WORK INSTRUCTIONS:
Count the lines below that include the word "their" and write that number alone.

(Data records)

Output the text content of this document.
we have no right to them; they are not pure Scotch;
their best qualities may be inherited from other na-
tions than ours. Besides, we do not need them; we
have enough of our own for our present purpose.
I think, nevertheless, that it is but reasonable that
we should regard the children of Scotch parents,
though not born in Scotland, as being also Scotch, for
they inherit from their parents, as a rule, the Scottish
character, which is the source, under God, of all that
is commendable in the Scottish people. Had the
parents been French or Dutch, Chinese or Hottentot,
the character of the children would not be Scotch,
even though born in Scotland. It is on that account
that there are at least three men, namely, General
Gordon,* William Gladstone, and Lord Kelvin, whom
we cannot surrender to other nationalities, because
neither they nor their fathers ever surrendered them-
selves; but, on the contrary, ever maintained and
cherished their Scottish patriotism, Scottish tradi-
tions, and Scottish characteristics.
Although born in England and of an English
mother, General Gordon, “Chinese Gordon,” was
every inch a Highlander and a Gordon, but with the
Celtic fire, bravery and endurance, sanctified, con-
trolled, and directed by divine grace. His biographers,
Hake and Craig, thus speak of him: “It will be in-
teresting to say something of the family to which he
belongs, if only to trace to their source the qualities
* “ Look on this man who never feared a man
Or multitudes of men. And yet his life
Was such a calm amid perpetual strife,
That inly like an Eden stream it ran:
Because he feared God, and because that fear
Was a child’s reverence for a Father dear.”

SOLVED EXERCISE:
5